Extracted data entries
## START
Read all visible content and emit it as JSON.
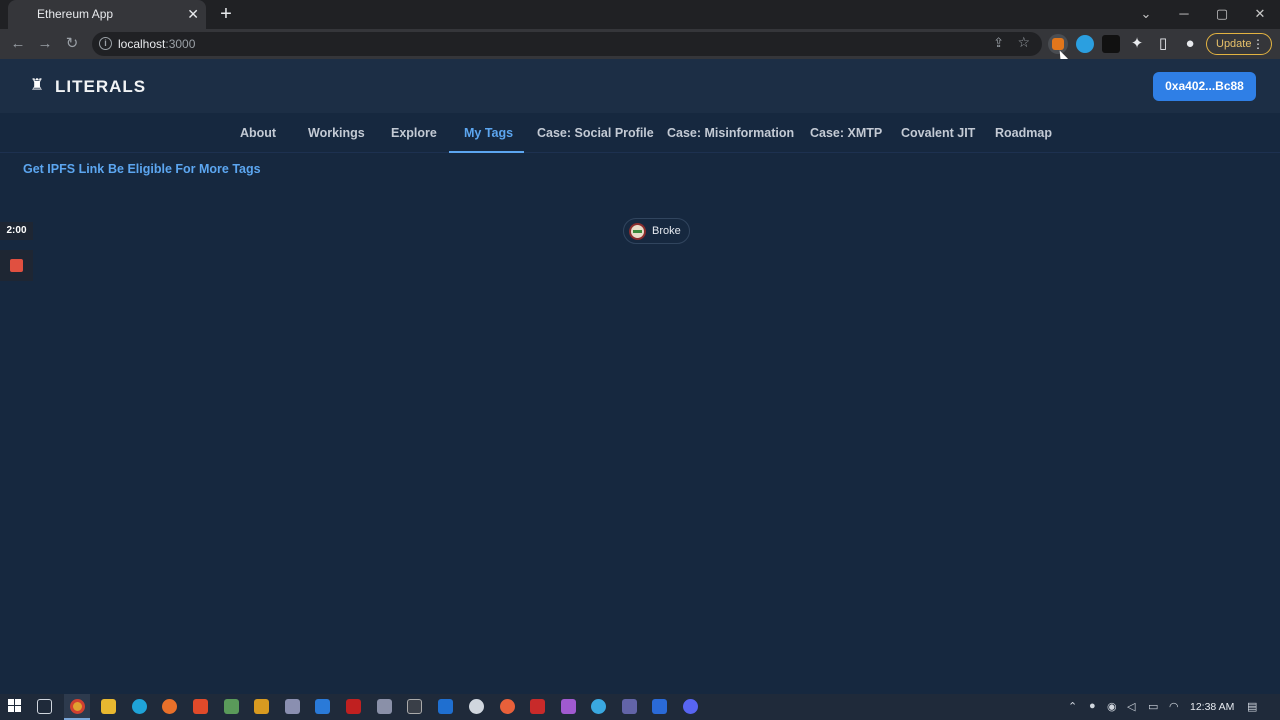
{
  "browser": {
    "tab_title": "Ethereum App",
    "tab_close": "✕",
    "new_tab": "+",
    "url_host": "localhost",
    "url_port": ":3000",
    "update_label": "Update",
    "window_controls": [
      "⌄",
      "─",
      "▢",
      "✕"
    ]
  },
  "app": {
    "logo_text": "LITERALS",
    "wallet_button": "0xa402...Bc88",
    "nav": [
      {
        "label": "About"
      },
      {
        "label": "Workings"
      },
      {
        "label": "Explore"
      },
      {
        "label": "My Tags",
        "active": true
      },
      {
        "label": "Case: Social Profile"
      },
      {
        "label": "Case: Misinformation"
      },
      {
        "label": "Case: XMTP"
      },
      {
        "label": "Covalent JIT"
      },
      {
        "label": "Roadmap"
      }
    ],
    "sublinks": [
      "Get IPFS Link",
      "Be Eligible For More Tags"
    ],
    "tags": [
      {
        "label": "Broke"
      }
    ]
  },
  "recorder": {
    "time": "2:00"
  },
  "taskbar": {
    "clock": "12:38 AM"
  },
  "colors": {
    "page_bg": "#16283f",
    "header_bg": "#1c2e45",
    "accent": "#5ca6f0",
    "wallet_button": "#2f7fe6"
  }
}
## END
TO BE DONE: Say only how many lines in the records carry the word "Case".

EXERCISE SOLUTION: 3